Information given =
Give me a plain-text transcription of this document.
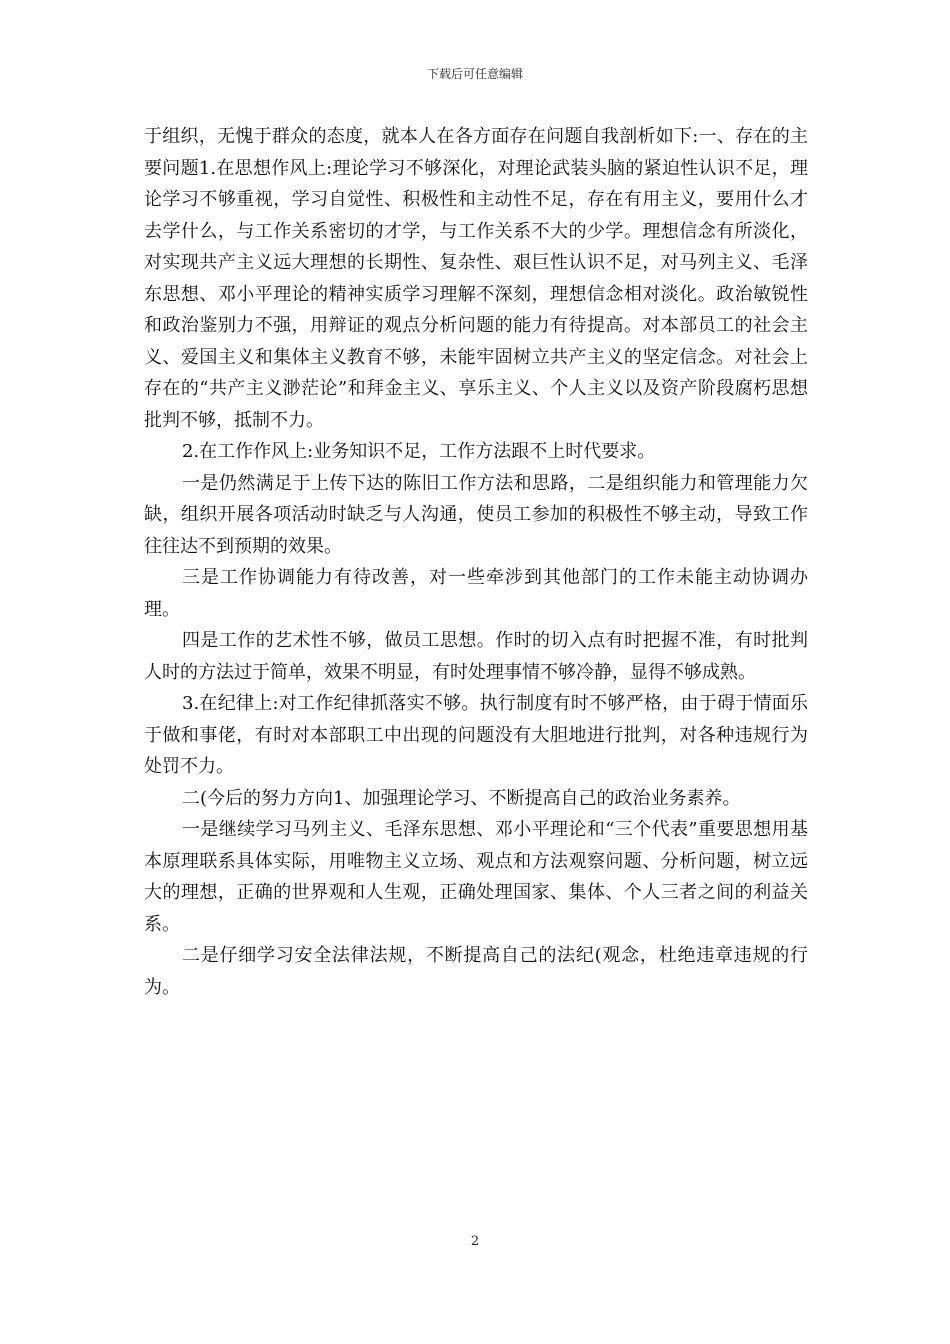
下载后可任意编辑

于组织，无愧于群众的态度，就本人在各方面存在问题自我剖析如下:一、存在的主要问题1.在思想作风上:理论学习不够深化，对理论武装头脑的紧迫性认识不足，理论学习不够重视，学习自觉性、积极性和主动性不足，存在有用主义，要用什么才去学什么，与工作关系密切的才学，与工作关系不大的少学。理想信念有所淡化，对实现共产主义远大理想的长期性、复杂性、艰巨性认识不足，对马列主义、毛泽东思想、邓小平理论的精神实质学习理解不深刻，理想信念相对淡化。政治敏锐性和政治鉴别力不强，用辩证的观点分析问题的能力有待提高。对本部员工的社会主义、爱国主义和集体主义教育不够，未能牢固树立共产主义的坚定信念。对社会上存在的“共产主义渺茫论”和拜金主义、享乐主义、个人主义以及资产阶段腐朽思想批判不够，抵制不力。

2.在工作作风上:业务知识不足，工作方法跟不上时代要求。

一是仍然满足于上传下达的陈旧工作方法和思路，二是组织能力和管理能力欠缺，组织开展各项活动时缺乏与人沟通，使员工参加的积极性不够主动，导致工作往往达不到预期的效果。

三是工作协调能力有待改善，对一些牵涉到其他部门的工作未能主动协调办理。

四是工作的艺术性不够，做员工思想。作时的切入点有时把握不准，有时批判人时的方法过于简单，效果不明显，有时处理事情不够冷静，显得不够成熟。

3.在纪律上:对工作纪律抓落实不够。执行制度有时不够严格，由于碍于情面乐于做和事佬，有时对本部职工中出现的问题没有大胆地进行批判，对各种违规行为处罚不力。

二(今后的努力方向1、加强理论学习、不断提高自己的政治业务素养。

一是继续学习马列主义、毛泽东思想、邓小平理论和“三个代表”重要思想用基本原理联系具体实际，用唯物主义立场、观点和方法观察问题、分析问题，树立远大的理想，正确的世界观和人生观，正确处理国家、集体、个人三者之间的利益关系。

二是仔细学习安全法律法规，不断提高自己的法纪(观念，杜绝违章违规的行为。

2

Task requirements = Would you set down the listing exactly, omitting pictures?

The output =
Give me a plain-text transcription of this document.
下载后可任意编辑

于组织，无愧于群众的态度，就本人在各方面存在问题自我剖析如下:一、存在的主要问题1.在思想作风上:理论学习不够深化，对理论武装头脑的紧迫性认识不足，理论学习不够重视，学习自觉性、积极性和主动性不足，存在有用主义，要用什么才去学什么，与工作关系密切的才学，与工作关系不大的少学。理想信念有所淡化，对实现共产主义远大理想的长期性、复杂性、艰巨性认识不足，对马列主义、毛泽东思想、邓小平理论的精神实质学习理解不深刻，理想信念相对淡化。政治敏锐性和政治鉴别力不强，用辩证的观点分析问题的能力有待提高。对本部员工的社会主义、爱国主义和集体主义教育不够，未能牢固树立共产主义的坚定信念。对社会上存在的“共产主义渺茫论”和拜金主义、享乐主义、个人主义以及资产阶段腐朽思想批判不够，抵制不力。

2.在工作作风上:业务知识不足，工作方法跟不上时代要求。

一是仍然满足于上传下达的陈旧工作方法和思路，二是组织能力和管理能力欠缺，组织开展各项活动时缺乏与人沟通，使员工参加的积极性不够主动，导致工作往往达不到预期的效果。

三是工作协调能力有待改善，对一些牵涉到其他部门的工作未能主动协调办理。

四是工作的艺术性不够，做员工思想。作时的切入点有时把握不准，有时批判人时的方法过于简单，效果不明显，有时处理事情不够冷静，显得不够成熟。

3.在纪律上:对工作纪律抓落实不够。执行制度有时不够严格，由于碍于情面乐于做和事佬，有时对本部职工中出现的问题没有大胆地进行批判，对各种违规行为处罚不力。

二(今后的努力方向1、加强理论学习、不断提高自己的政治业务素养。

一是继续学习马列主义、毛泽东思想、邓小平理论和“三个代表”重要思想用基本原理联系具体实际，用唯物主义立场、观点和方法观察问题、分析问题，树立远大的理想，正确的世界观和人生观，正确处理国家、集体、个人三者之间的利益关系。

二是仔细学习安全法律法规，不断提高自己的法纪(观念，杜绝违章违规的行为。

2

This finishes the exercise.